** Start of Records to use **

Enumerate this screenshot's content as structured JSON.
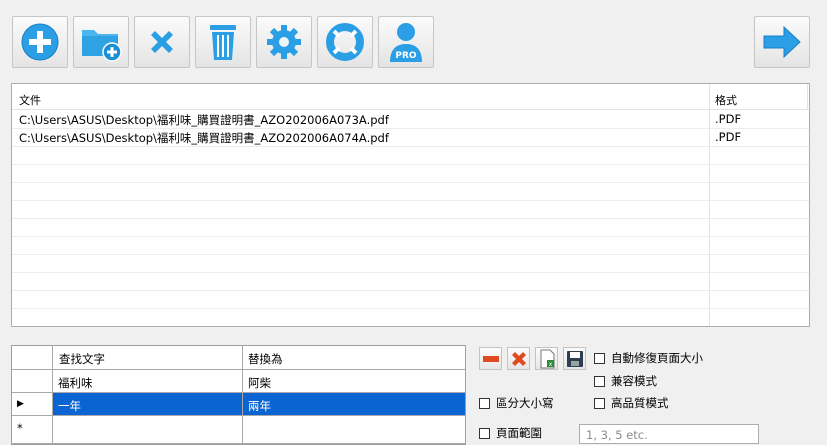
{
  "toolbar": {
    "buttons": [
      {
        "name": "add-file-button",
        "icon": "plus-circle-icon"
      },
      {
        "name": "add-folder-button",
        "icon": "folder-plus-icon"
      },
      {
        "name": "remove-button",
        "icon": "x-icon"
      },
      {
        "name": "clear-button",
        "icon": "trash-icon"
      },
      {
        "name": "settings-button",
        "icon": "gear-icon"
      },
      {
        "name": "help-button",
        "icon": "lifebuoy-icon"
      },
      {
        "name": "pro-button",
        "icon": "user-pro-icon",
        "badge": "PRO"
      }
    ],
    "next_icon": "arrow-right-icon"
  },
  "files": {
    "col_file": "文件",
    "col_format": "格式",
    "rows": [
      {
        "path": "C:\\Users\\ASUS\\Desktop\\福利味_購買證明書_AZO202006A073A.pdf",
        "format": ".PDF"
      },
      {
        "path": "C:\\Users\\ASUS\\Desktop\\福利味_購買證明書_AZO202006A074A.pdf",
        "format": ".PDF"
      }
    ]
  },
  "replace": {
    "col_find": "查找文字",
    "col_replace": "替換為",
    "rows": [
      {
        "marker": "",
        "find": "福利味",
        "replace": "阿柴"
      },
      {
        "marker": "▶",
        "find": "一年",
        "replace": "兩年"
      },
      {
        "marker": "*",
        "find": "",
        "replace": ""
      }
    ]
  },
  "options": {
    "auto_fix_page_size": "自動修復頁面大小",
    "compat_mode": "兼容模式",
    "high_quality": "高品質模式",
    "case_sensitive": "區分大小寫",
    "page_range_label": "頁面範圍",
    "page_range_placeholder": "1, 3, 5 etc."
  },
  "colors": {
    "accent": "#0a64d2",
    "icon_blue": "#2a9fe6"
  }
}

** End of Records to use **

* **What you have to do**
Locate each line with the word "ASUS" and copy it.

* **The response**
        "path": "C:\\Users\\ASUS\\Desktop\\福利味_購買證明書_AZO202006A073A.pdf",
        "path": "C:\\Users\\ASUS\\Desktop\\福利味_購買證明書_AZO202006A074A.pdf",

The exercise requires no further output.